Record excerpts:
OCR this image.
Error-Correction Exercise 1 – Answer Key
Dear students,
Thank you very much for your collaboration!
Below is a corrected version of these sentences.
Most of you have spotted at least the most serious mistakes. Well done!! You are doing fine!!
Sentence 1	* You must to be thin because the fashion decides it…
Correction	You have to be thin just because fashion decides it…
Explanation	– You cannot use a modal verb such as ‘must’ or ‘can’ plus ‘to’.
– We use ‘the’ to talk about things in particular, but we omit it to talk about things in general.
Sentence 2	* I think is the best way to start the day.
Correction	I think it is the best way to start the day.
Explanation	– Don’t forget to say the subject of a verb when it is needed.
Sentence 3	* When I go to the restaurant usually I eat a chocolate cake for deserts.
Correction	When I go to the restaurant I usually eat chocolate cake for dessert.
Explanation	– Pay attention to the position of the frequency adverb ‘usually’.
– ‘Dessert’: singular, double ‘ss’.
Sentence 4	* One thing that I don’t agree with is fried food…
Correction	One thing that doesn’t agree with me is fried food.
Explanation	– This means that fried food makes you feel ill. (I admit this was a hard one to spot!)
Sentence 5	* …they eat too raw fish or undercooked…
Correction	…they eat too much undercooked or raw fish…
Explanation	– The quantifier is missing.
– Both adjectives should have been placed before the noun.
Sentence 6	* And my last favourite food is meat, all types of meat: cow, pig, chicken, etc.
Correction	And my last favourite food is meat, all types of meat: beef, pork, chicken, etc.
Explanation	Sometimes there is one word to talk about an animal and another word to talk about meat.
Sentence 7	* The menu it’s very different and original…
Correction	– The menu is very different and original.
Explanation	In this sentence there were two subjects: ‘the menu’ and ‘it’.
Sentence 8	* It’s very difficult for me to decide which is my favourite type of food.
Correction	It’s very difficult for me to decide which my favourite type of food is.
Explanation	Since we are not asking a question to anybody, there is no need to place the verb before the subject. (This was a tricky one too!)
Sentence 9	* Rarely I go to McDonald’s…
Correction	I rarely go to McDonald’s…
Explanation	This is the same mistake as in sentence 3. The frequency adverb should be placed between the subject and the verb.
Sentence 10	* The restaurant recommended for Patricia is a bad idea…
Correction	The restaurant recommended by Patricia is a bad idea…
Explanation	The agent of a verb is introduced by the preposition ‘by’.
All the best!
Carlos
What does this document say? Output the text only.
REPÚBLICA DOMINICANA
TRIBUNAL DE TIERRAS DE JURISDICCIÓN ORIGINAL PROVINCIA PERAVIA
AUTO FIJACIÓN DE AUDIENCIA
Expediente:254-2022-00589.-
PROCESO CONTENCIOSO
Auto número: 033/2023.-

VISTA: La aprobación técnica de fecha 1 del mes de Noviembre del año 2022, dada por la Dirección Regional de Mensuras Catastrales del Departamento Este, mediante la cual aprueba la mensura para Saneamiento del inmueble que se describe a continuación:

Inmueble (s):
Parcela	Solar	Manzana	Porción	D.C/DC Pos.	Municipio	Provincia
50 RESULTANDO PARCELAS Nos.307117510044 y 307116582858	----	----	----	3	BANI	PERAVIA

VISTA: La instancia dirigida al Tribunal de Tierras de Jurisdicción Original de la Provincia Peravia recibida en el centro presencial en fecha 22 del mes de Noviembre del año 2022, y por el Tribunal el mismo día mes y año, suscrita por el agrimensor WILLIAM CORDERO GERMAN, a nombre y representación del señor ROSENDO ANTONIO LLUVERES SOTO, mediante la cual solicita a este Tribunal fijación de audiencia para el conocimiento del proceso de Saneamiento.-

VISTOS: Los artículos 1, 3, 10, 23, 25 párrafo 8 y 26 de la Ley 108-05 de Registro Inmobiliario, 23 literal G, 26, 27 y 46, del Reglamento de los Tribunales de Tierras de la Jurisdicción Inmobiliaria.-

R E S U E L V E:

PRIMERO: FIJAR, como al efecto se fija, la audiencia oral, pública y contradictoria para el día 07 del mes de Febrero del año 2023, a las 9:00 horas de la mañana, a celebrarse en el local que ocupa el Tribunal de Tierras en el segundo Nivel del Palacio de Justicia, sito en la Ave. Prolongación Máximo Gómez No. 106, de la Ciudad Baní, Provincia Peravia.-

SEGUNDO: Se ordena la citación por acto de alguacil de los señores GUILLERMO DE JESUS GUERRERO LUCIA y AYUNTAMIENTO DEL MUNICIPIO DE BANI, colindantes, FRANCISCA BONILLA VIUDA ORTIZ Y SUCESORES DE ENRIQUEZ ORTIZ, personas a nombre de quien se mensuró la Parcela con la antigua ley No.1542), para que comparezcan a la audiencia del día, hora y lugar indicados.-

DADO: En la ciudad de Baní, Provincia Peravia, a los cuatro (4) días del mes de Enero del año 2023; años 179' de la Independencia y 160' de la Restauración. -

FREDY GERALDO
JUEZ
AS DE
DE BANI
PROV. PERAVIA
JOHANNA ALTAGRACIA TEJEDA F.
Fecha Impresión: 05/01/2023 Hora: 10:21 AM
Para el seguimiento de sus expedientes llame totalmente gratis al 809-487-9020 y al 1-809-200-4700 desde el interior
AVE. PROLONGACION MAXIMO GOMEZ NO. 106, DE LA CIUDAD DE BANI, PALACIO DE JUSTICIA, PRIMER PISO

Aim: Copy all the records above exactly, missing none.

Solved problem:
OCR this image.
Error-Correction Exercise 1 – Answer Key
Dear students,
Thank you very much for your collaboration!
Below is a corrected version of these sentences.
Most of you have spotted at least the most serious mistakes. Well done!! You are doing fine!!
Sentence 1	* You must to be thin because the fashion decides it…
Correction	You have to be thin just because fashion decides it…
Explanation	– You cannot use a modal verb such as ‘must’ or ‘can’ plus ‘to’.
– We use ‘the’ to talk about things in particular, but we omit it to talk about things in general.
Sentence 2	* I think is the best way to start the day.
Correction	I think it is the best way to start the day.
Explanation	– Don’t forget to say the subject of a verb when it is needed.
Sentence 3	* When I go to the restaurant usually I eat a chocolate cake for deserts.
Correction	When I go to the restaurant I usually eat chocolate cake for dessert.
Explanation	– Pay attention to the position of the frequency adverb ‘usually’.
– ‘Dessert’: singular, double ‘ss’.
Sentence 4	* One thing that I don’t agree with is fried food…
Correction	One thing that doesn’t agree with me is fried food.
Explanation	– This means that fried food makes you feel ill. (I admit this was a hard one to spot!)
Sentence 5	* …they eat too raw fish or undercooked…
Correction	…they eat too much undercooked or raw fish…
Explanation	– The quantifier is missing.
– Both adjectives should have been placed before the noun.
Sentence 6	* And my last favourite food is meat, all types of meat: cow, pig, chicken, etc.
Correction	And my last favourite food is meat, all types of meat: beef, pork, chicken, etc.
Explanation	Sometimes there is one word to talk about an animal and another word to talk about meat.
Sentence 7	* The menu it’s very different and original…
Correction	– The menu is very different and original.
Explanation	In this sentence there were two subjects: ‘the menu’ and ‘it’.
Sentence 8	* It’s very difficult for me to decide which is my favourite type of food.
Correction	It’s very difficult for me to decide which my favourite type of food is.
Explanation	Since we are not asking a question to anybody, there is no need to place the verb before the subject. (This was a tricky one too!)
Sentence 9	* Rarely I go to McDonald’s…
Correction	I rarely go to McDonald’s…
Explanation	This is the same mistake as in sentence 3. The frequency adverb should be placed between the subject and the verb.
Sentence 10	* The restaurant recommended for Patricia is a bad idea…
Correction	The restaurant recommended by Patricia is a bad idea…
Explanation	The agent of a verb is introduced by the preposition ‘by’.
All the best!
Carlos
What does this document say? Output the text only.
REPÚBLICA DOMINICANA
TRIBUNAL DE TIERRAS DE JURISDICCIÓN ORIGINAL PROVINCIA PERAVIA
AUTO FIJACIÓN DE AUDIENCIA
Expediente:254-2022-00589.-
PROCESO CONTENCIOSO
Auto número: 033/2023.-

VISTA: La aprobación técnica de fecha 1 del mes de Noviembre del año 2022, dada por la Dirección Regional de Mensuras Catastrales del Departamento Este, mediante la cual aprueba la mensura para Saneamiento del inmueble que se describe a continuación:

Inmueble (s):
Parcela	Solar	Manzana	Porción	D.C/DC Pos.	Municipio	Provincia
50 RESULTANDO PARCELAS Nos.307117510044 y 307116582858	----	----	----	3	BANI	PERAVIA

VISTA: La instancia dirigida al Tribunal de Tierras de Jurisdicción Original de la Provincia Peravia recibida en el centro presencial en fecha 22 del mes de Noviembre del año 2022, y por el Tribunal el mismo día mes y año, suscrita por el agrimensor WILLIAM CORDERO GERMAN, a nombre y representación del señor ROSENDO ANTONIO LLUVERES SOTO, mediante la cual solicita a este Tribunal fijación de audiencia para el conocimiento del proceso de Saneamiento.-

VISTOS: Los artículos 1, 3, 10, 23, 25 párrafo 8 y 26 de la Ley 108-05 de Registro Inmobiliario, 23 literal G, 26, 27 y 46, del Reglamento de los Tribunales de Tierras de la Jurisdicción Inmobiliaria.-

R E S U E L V E:

PRIMERO: FIJAR, como al efecto se fija, la audiencia oral, pública y contradictoria para el día 07 del mes de Febrero del año 2023, a las 9:00 horas de la mañana, a celebrarse en el local que ocupa el Tribunal de Tierras en el segundo Nivel del Palacio de Justicia, sito en la Ave. Prolongación Máximo Gómez No. 106, de la Ciudad Baní, Provincia Peravia.-

SEGUNDO: Se ordena la citación por acto de alguacil de los señores GUILLERMO DE JESUS GUERRERO LUCIA y AYUNTAMIENTO DEL MUNICIPIO DE BANI, colindantes, FRANCISCA BONILLA VIUDA ORTIZ Y SUCESORES DE ENRIQUEZ ORTIZ, personas a nombre de quien se mensuró la Parcela con la antigua ley No.1542), para que comparezcan a la audiencia del día, hora y lugar indicados.-

DADO: En la ciudad de Baní, Provincia Peravia, a los cuatro (4) días del mes de Enero del año 2023; años 179' de la Independencia y 160' de la Restauración. -

FREDY GERALDO
JUEZ
AS DE
DE BANI
PROV. PERAVIA
JOHANNA ALTAGRACIA TEJEDA F.
Fecha Impresión: 05/01/2023 Hora: 10:21 AM
Para el seguimiento de sus expedientes llame totalmente gratis al 809-487-9020 y al 1-809-200-4700 desde el interior
AVE. PROLONGACION MAXIMO GOMEZ NO. 106, DE LA CIUDAD DE BANI, PALACIO DE JUSTICIA, PRIMER PISO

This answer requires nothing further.